Print the part of the data below that begins with the line containing "List UI elements" and ends with the line containing "data-point-male — [400, 270, 415, 285]", both lines included. Leave the pictures out of your answer.

Material provided.

BEGIN

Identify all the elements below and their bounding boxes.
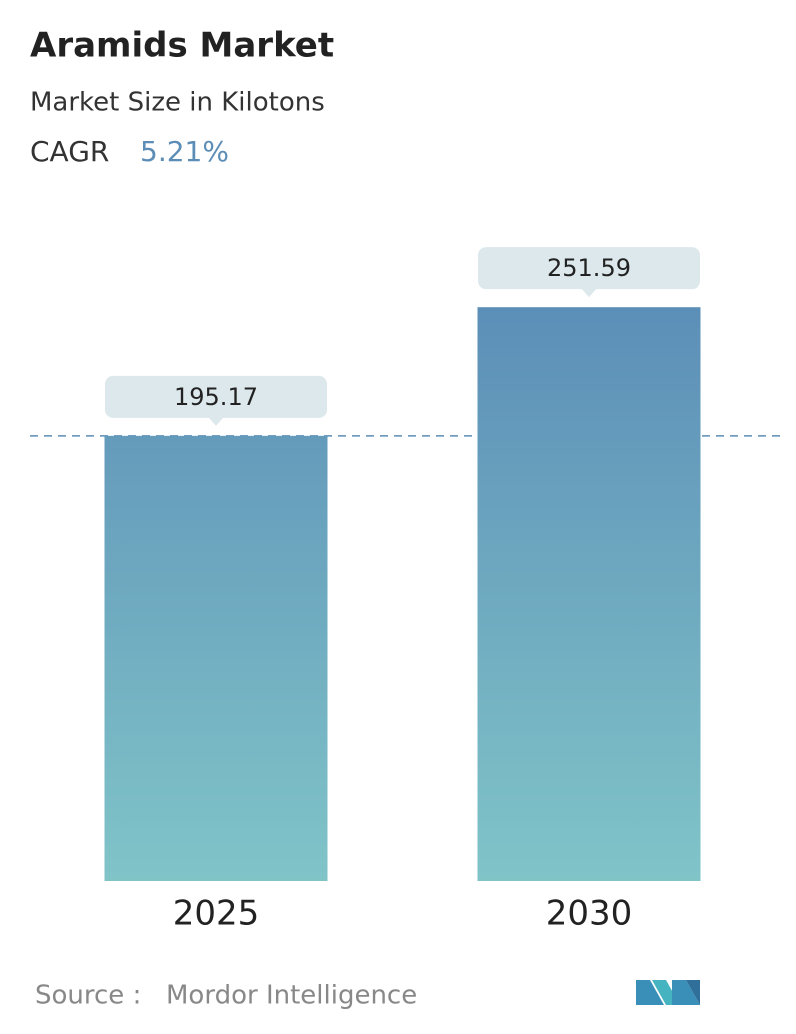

END
BEGIN

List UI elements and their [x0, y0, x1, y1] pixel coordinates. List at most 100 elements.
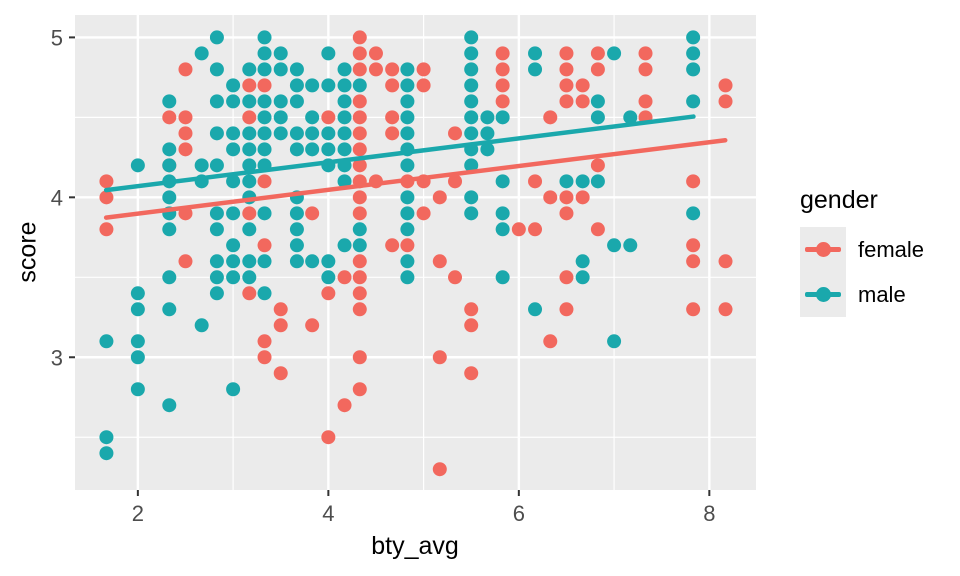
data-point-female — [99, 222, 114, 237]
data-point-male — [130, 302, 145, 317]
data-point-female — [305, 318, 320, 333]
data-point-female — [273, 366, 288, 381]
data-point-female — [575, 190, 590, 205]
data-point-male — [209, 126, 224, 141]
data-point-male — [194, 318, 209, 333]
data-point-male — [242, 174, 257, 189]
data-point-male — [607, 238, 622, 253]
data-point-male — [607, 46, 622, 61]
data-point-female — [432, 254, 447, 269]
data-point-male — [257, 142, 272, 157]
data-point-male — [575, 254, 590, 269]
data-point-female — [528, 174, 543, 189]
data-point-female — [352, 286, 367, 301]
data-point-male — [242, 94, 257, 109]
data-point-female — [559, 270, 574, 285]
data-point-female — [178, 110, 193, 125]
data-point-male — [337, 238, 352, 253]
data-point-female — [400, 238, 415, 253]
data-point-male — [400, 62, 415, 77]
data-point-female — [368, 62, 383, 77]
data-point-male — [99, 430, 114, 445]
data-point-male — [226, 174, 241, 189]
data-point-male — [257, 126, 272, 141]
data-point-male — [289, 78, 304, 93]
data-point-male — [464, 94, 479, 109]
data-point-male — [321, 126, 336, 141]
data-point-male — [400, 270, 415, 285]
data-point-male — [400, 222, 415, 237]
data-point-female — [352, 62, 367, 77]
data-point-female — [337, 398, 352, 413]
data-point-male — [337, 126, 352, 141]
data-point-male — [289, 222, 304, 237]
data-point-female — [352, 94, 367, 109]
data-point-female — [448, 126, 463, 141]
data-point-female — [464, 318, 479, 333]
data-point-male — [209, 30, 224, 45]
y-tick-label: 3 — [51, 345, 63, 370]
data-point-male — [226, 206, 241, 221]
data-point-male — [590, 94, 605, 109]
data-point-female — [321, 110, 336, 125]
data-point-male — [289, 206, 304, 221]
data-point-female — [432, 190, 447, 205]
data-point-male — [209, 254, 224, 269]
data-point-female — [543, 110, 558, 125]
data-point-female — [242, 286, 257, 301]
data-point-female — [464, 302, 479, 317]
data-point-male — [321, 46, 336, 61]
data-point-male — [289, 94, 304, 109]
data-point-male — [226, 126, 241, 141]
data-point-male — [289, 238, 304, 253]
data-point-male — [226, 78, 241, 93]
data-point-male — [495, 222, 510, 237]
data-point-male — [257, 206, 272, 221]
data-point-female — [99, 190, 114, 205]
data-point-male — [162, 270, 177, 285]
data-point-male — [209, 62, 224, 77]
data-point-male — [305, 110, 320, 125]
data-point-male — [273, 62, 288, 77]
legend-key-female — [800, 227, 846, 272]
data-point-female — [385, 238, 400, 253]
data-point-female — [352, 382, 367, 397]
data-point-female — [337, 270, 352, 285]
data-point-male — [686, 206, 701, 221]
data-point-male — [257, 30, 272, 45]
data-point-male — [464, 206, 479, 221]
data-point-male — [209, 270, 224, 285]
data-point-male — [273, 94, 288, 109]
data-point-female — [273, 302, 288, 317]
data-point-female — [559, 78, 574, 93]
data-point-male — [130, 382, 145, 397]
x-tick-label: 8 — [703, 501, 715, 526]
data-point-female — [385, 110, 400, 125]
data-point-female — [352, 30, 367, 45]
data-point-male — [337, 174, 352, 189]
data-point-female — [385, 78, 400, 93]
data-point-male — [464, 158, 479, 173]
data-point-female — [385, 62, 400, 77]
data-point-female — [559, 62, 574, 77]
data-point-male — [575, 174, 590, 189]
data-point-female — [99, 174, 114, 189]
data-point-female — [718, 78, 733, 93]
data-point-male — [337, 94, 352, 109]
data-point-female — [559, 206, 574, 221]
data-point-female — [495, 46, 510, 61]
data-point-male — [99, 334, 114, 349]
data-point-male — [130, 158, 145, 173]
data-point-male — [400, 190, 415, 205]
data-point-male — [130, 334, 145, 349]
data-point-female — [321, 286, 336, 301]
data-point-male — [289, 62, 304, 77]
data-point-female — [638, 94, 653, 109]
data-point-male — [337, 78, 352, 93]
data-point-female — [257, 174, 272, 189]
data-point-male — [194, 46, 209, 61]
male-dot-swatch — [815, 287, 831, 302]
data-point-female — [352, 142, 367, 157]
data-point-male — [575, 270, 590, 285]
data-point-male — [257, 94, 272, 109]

END

Solution to the problem.
List UI elements and their [x0, y0, x1, y1] pixel coordinates. List at most 100 elements.
data-point-female — [99, 222, 114, 237]
data-point-male — [130, 302, 145, 317]
data-point-female — [305, 318, 320, 333]
data-point-female — [273, 366, 288, 381]
data-point-female — [575, 190, 590, 205]
data-point-male — [209, 126, 224, 141]
data-point-male — [194, 318, 209, 333]
data-point-male — [242, 174, 257, 189]
data-point-male — [607, 238, 622, 253]
data-point-male — [607, 46, 622, 61]
data-point-female — [432, 254, 447, 269]
data-point-male — [257, 142, 272, 157]
data-point-male — [575, 254, 590, 269]
data-point-female — [528, 174, 543, 189]
data-point-female — [352, 286, 367, 301]
data-point-male — [242, 94, 257, 109]
data-point-female — [559, 270, 574, 285]
data-point-female — [178, 110, 193, 125]
data-point-male — [337, 238, 352, 253]
data-point-female — [400, 238, 415, 253]
data-point-male — [400, 62, 415, 77]
data-point-female — [368, 62, 383, 77]
data-point-male — [99, 430, 114, 445]
data-point-male — [226, 174, 241, 189]
data-point-male — [257, 126, 272, 141]
data-point-male — [289, 78, 304, 93]
data-point-male — [464, 94, 479, 109]
data-point-male — [321, 126, 336, 141]
data-point-male — [400, 270, 415, 285]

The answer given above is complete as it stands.